Problem description: State how many lines of the entries hold the string "JSON", and output nothing but that count.

Extracted material:
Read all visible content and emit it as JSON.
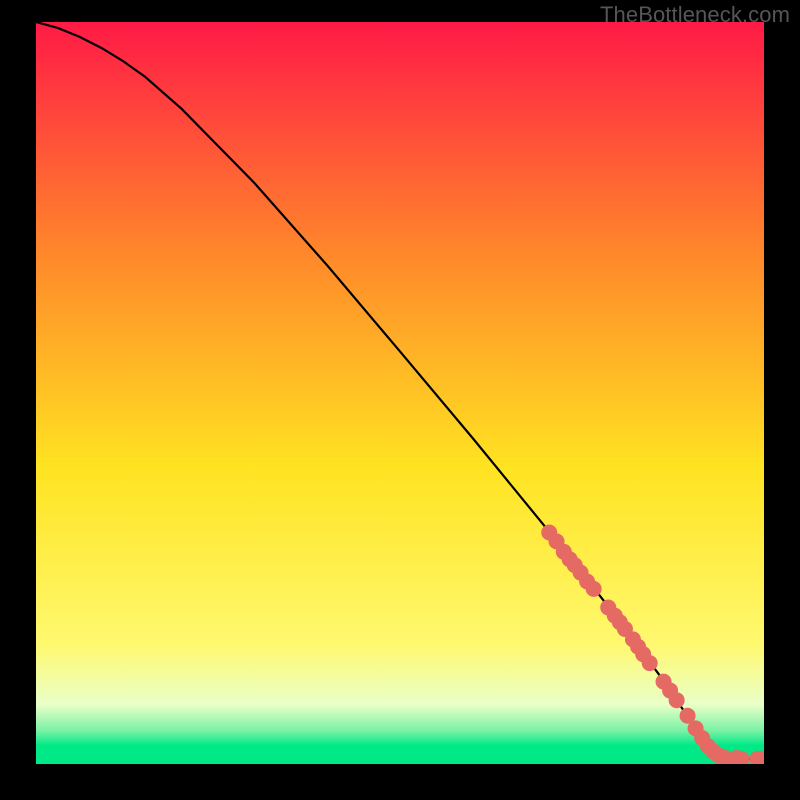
{
  "attribution": "TheBottleneck.com",
  "colors": {
    "grad_top": "#ff1a46",
    "grad_mid_upper": "#ff8a2a",
    "grad_mid": "#ffe321",
    "grad_mid_lower": "#fff970",
    "grad_low": "#e9ffc8",
    "grad_green_top": "#7bf2a6",
    "grad_green": "#00e987",
    "curve": "#000000",
    "marker": "#e66a64",
    "frame": "#000000"
  },
  "chart_data": {
    "type": "line",
    "title": "",
    "xlabel": "",
    "ylabel": "",
    "xlim": [
      0,
      100
    ],
    "ylim": [
      0,
      100
    ],
    "curve": {
      "x": [
        0,
        3,
        6,
        9,
        12,
        15,
        20,
        30,
        40,
        50,
        60,
        70,
        78,
        82,
        86,
        88,
        90,
        92,
        94,
        97,
        100
      ],
      "y": [
        100,
        99.2,
        98,
        96.5,
        94.7,
        92.6,
        88.3,
        78.3,
        67.2,
        55.6,
        43.9,
        31.9,
        22,
        16.8,
        11.5,
        8.6,
        5.7,
        3.1,
        1.4,
        0.7,
        0.7
      ]
    },
    "markers": [
      {
        "x": 70.5,
        "y": 31.2
      },
      {
        "x": 71.5,
        "y": 30.0
      },
      {
        "x": 72.5,
        "y": 28.6
      },
      {
        "x": 73.3,
        "y": 27.6
      },
      {
        "x": 74.0,
        "y": 26.8
      },
      {
        "x": 74.8,
        "y": 25.8
      },
      {
        "x": 75.7,
        "y": 24.6
      },
      {
        "x": 76.6,
        "y": 23.6
      },
      {
        "x": 78.6,
        "y": 21.1
      },
      {
        "x": 79.5,
        "y": 20.0
      },
      {
        "x": 80.2,
        "y": 19.1
      },
      {
        "x": 80.9,
        "y": 18.2
      },
      {
        "x": 82.0,
        "y": 16.8
      },
      {
        "x": 82.7,
        "y": 15.8
      },
      {
        "x": 83.4,
        "y": 14.8
      },
      {
        "x": 84.3,
        "y": 13.6
      },
      {
        "x": 86.2,
        "y": 11.1
      },
      {
        "x": 87.1,
        "y": 9.9
      },
      {
        "x": 88.0,
        "y": 8.6
      },
      {
        "x": 89.5,
        "y": 6.5
      },
      {
        "x": 90.6,
        "y": 4.8
      },
      {
        "x": 91.5,
        "y": 3.5
      },
      {
        "x": 92.3,
        "y": 2.4
      },
      {
        "x": 93.0,
        "y": 1.7
      },
      {
        "x": 93.7,
        "y": 1.2
      },
      {
        "x": 94.5,
        "y": 0.9
      },
      {
        "x": 96.2,
        "y": 0.8
      },
      {
        "x": 96.9,
        "y": 0.7
      },
      {
        "x": 99.1,
        "y": 0.7
      },
      {
        "x": 99.8,
        "y": 0.7
      }
    ]
  }
}
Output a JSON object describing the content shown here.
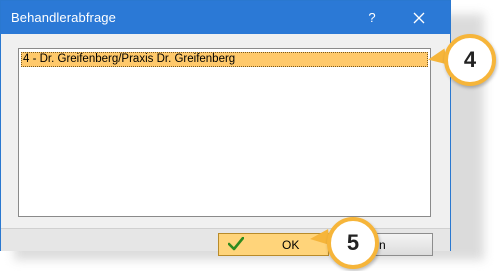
{
  "window": {
    "title": "Behandlerabfrage",
    "help_label": "?",
    "close_icon": "close-icon"
  },
  "list": {
    "items": [
      {
        "label": "4 - Dr. Greifenberg/Praxis Dr. Greifenberg",
        "selected": true
      }
    ]
  },
  "buttons": {
    "ok_label": "OK",
    "ok_icon": "checkmark-icon",
    "cancel_label": "echen"
  },
  "callouts": {
    "first": "4",
    "second": "5"
  },
  "colors": {
    "titlebar": "#2b79d6",
    "selection": "#ffc96b",
    "callout_ring": "#f6b53a",
    "ok_button": "#ffd47a",
    "checkmark": "#2e8b1e"
  }
}
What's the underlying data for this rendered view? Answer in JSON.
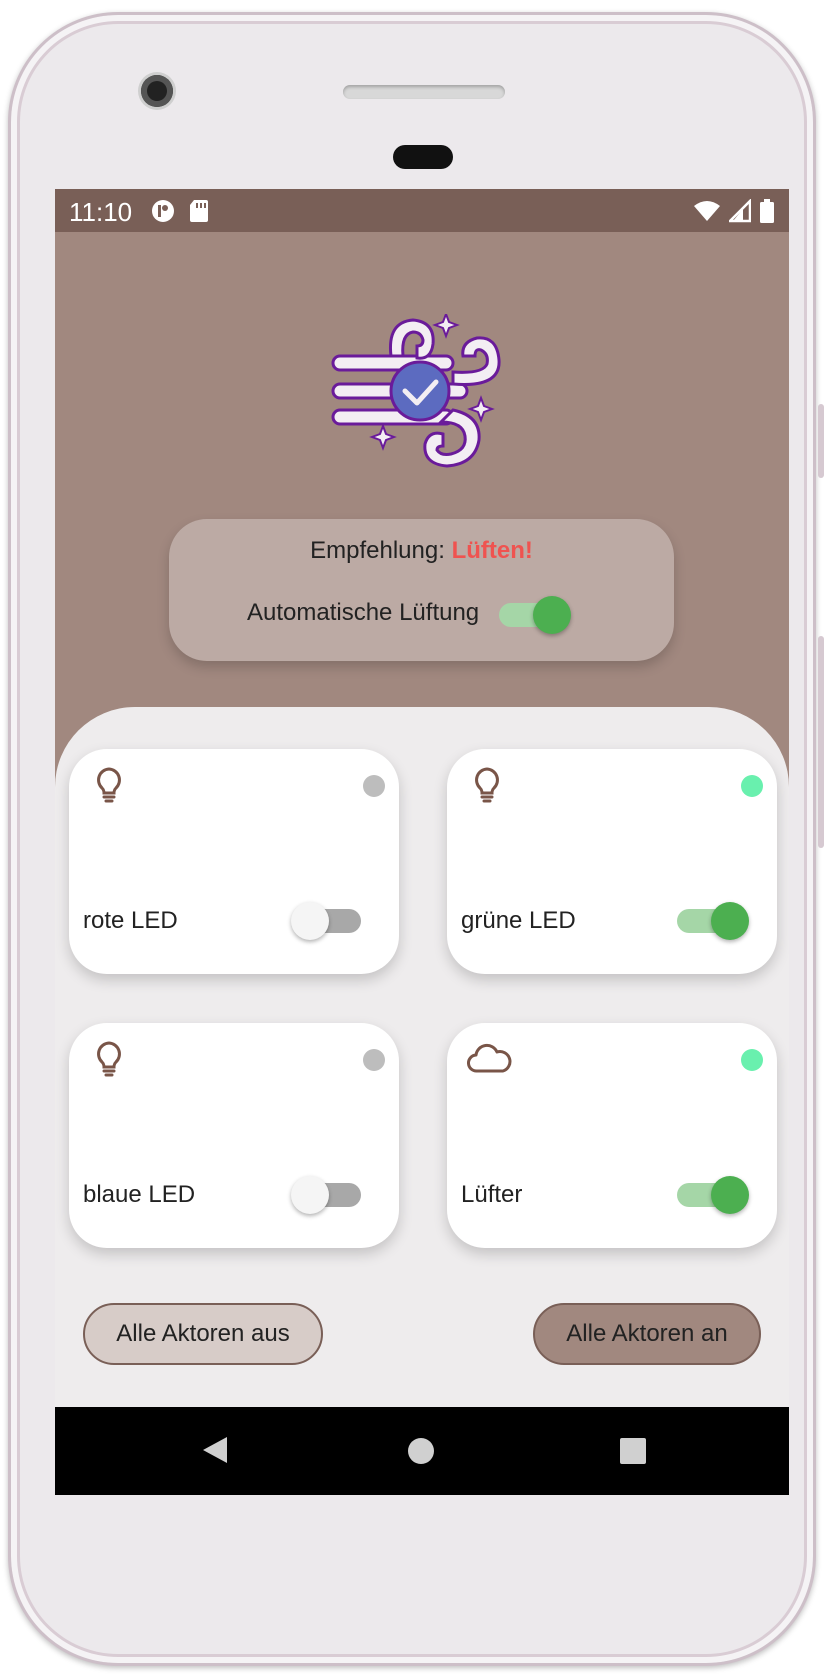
{
  "status": {
    "time": "11:10",
    "icons_left": [
      "app-notification-icon",
      "sd-card-icon"
    ],
    "icons_right": [
      "wifi-icon",
      "signal-icon",
      "battery-icon"
    ]
  },
  "header": {
    "logo_icon": "wind-check-icon"
  },
  "recommendation": {
    "label": "Empfehlung:",
    "value": "Lüften!",
    "value_color": "#ef5350",
    "auto_label": "Automatische Lüftung",
    "auto_on": true
  },
  "actuators": [
    {
      "icon": "lightbulb-icon",
      "label": "rote LED",
      "on": false,
      "status_color": "#bdbdbd"
    },
    {
      "icon": "lightbulb-icon",
      "label": "grüne LED",
      "on": true,
      "status_color": "#69f0ae"
    },
    {
      "icon": "lightbulb-icon",
      "label": "blaue LED",
      "on": false,
      "status_color": "#bdbdbd"
    },
    {
      "icon": "cloud-icon",
      "label": "Lüfter",
      "on": true,
      "status_color": "#69f0ae"
    }
  ],
  "actions": {
    "all_off": "Alle Aktoren aus",
    "all_on": "Alle Aktoren an"
  },
  "navbar": {
    "icons": [
      "back-icon",
      "home-icon",
      "recents-icon"
    ]
  },
  "colors": {
    "primary": "#a1887f",
    "primary_dark": "#795f57",
    "toggle_on": "#4caf50"
  }
}
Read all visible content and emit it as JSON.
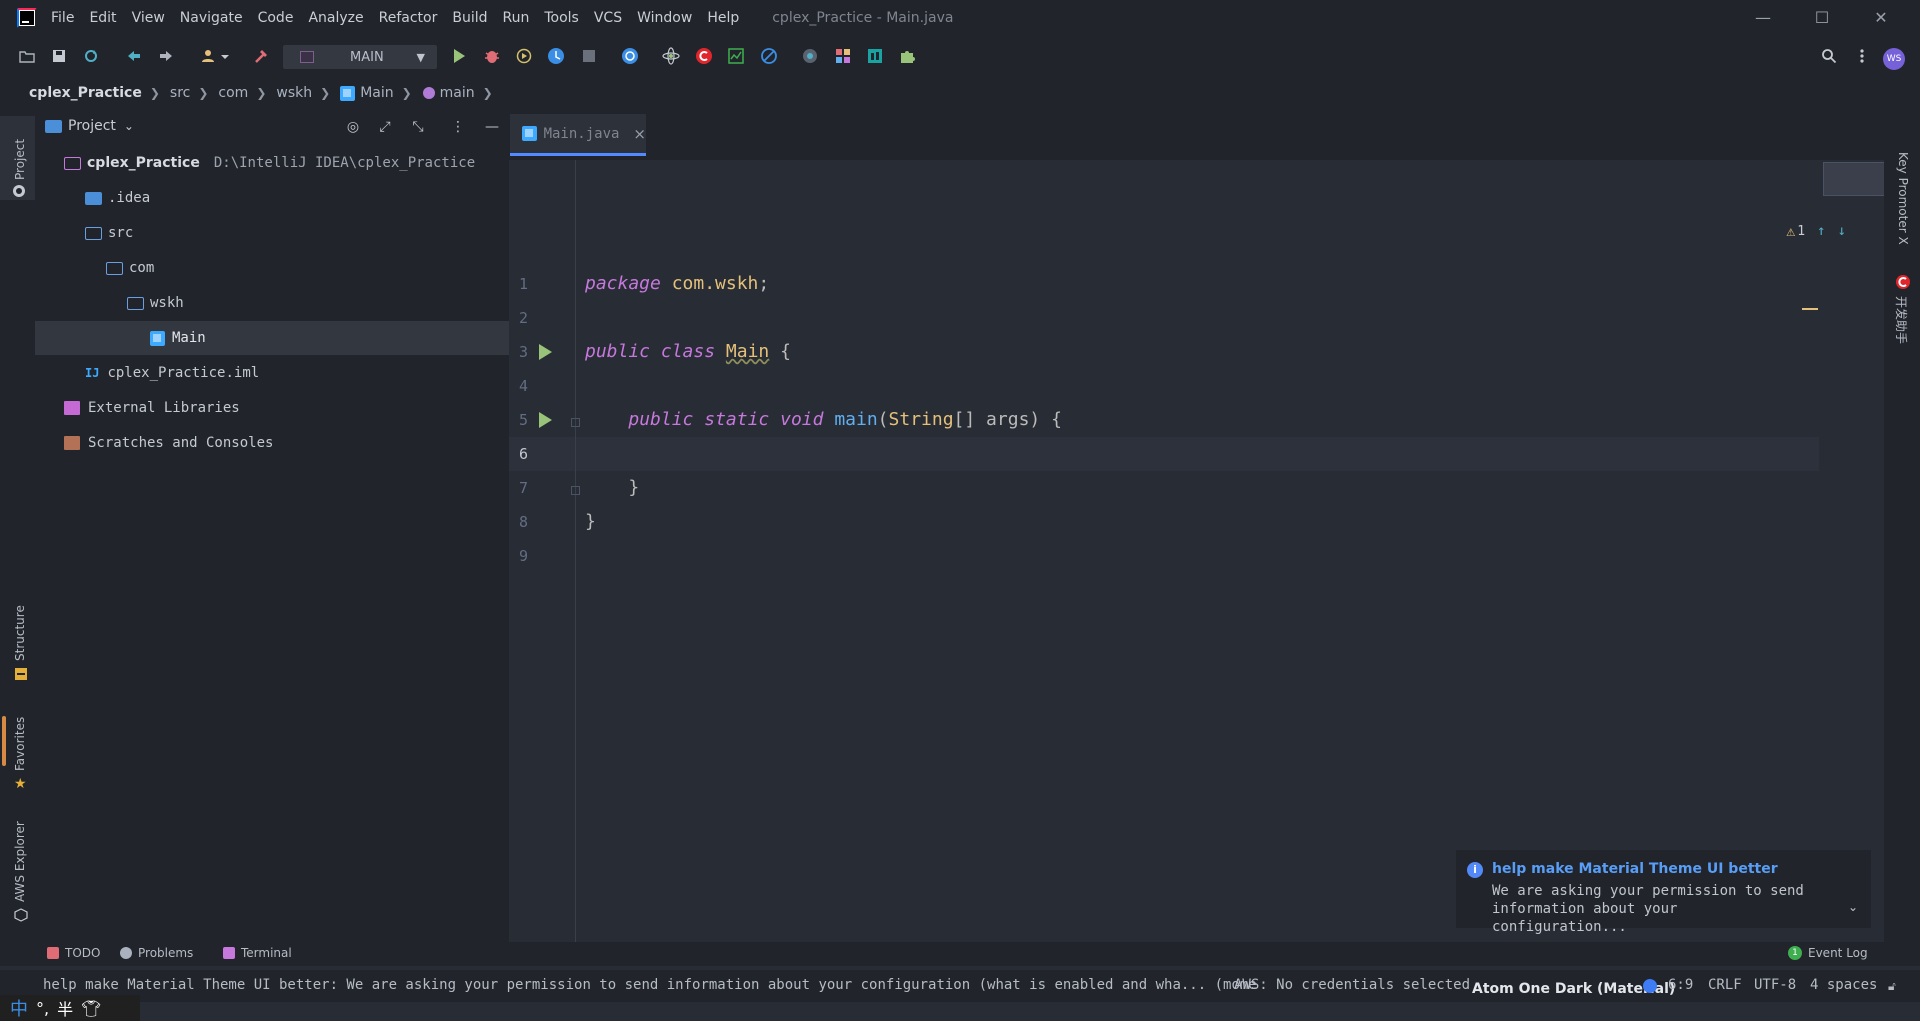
{
  "window": {
    "title": "cplex_Practice - Main.java",
    "minimize": "—",
    "maximize": "☐",
    "close": "✕"
  },
  "menu": [
    "File",
    "Edit",
    "View",
    "Navigate",
    "Code",
    "Analyze",
    "Refactor",
    "Build",
    "Run",
    "Tools",
    "VCS",
    "Window",
    "Help"
  ],
  "toolbar": {
    "run_config": "MAIN",
    "avatar": "WS"
  },
  "breadcrumb": [
    "cplex_Practice",
    "src",
    "com",
    "wskh",
    "Main",
    "main"
  ],
  "project_panel": {
    "title": "Project",
    "tree": [
      {
        "label": "cplex_Practice",
        "path": "D:\\IntelliJ IDEA\\cplex_Practice"
      },
      {
        "label": ".idea"
      },
      {
        "label": "src"
      },
      {
        "label": "com"
      },
      {
        "label": "wskh"
      },
      {
        "label": "Main"
      },
      {
        "label": "cplex_Practice.iml"
      },
      {
        "label": "External Libraries"
      },
      {
        "label": "Scratches and Consoles"
      }
    ]
  },
  "left_stripe": {
    "project": "Project",
    "structure": "Structure",
    "favorites": "Favorites",
    "aws": "AWS Explorer"
  },
  "right_stripe": {
    "key_promoter": "Key Promoter X",
    "dev_helper": "开发助手"
  },
  "editor": {
    "tab": "Main.java",
    "warnings": "1",
    "current_line": 6,
    "line_numbers": [
      "1",
      "2",
      "3",
      "4",
      "5",
      "6",
      "7",
      "8",
      "9"
    ]
  },
  "notification": {
    "title": "help make Material Theme UI better",
    "body": "We are asking your permission to send information about your configuration..."
  },
  "bottom_tabs": {
    "todo": "TODO",
    "problems": "Problems",
    "terminal": "Terminal",
    "event_log": "Event Log",
    "event_count": "1"
  },
  "statusbar": {
    "message": "help make Material Theme UI better: We are asking your permission to send information about your configuration (what is enabled and wha... (mome",
    "aws": "AWS: No credentials selected",
    "theme": "Atom One Dark (Material)",
    "position": "6:9",
    "line_sep": "CRLF",
    "encoding": "UTF-8",
    "indent": "4 spaces"
  },
  "colors": {
    "accent": "#528bff",
    "keyword": "#c678dd",
    "class": "#e5c07b",
    "function": "#61afef",
    "run": "#98c379"
  }
}
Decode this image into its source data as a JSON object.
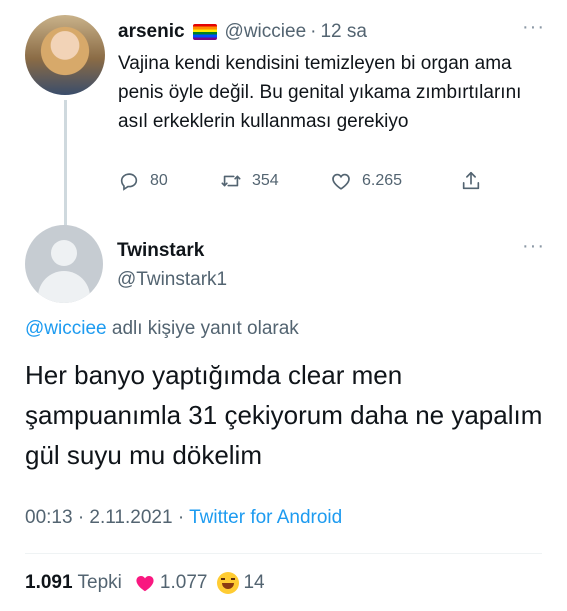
{
  "parent": {
    "name": "arsenic",
    "handle": "@wicciee",
    "separator": "·",
    "time": "12 sa",
    "text": "Vajina kendi kendisini temizleyen bi organ ama penis öyle değil. Bu genital yıkama zımbırtılarını asıl erkeklerin kullanması gerekiyo",
    "replies": "80",
    "retweets": "354",
    "likes": "6.265"
  },
  "reply": {
    "name": "Twinstark",
    "handle": "@Twinstark1",
    "reply_to_mention": "@wicciee",
    "reply_to_suffix": " adlı kişiye yanıt olarak",
    "text": "Her banyo yaptığımda clear men şampuanımla 31 çekiyorum daha ne yapalım gül suyu mu dökelim",
    "time": "00:13 · 2.11.2021 · ",
    "source": "Twitter for Android",
    "reaction_total": "1.091",
    "reaction_label": "Tepki",
    "heart_count": "1.077",
    "laugh_count": "14"
  },
  "colors": {
    "accent": "#1d9bf0",
    "muted": "#536471",
    "text": "#0f1419",
    "heart": "#f91880"
  },
  "icons": [
    "more-icon",
    "reply-icon",
    "retweet-icon",
    "like-icon",
    "share-icon",
    "heart-reaction-icon",
    "laugh-reaction-icon",
    "pride-flag-icon"
  ]
}
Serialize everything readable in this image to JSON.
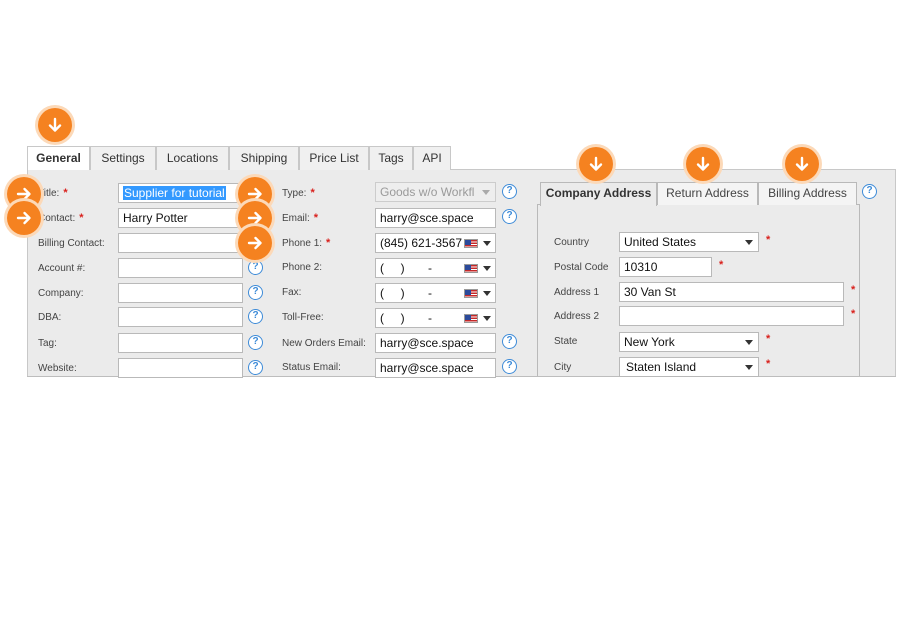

Output: 6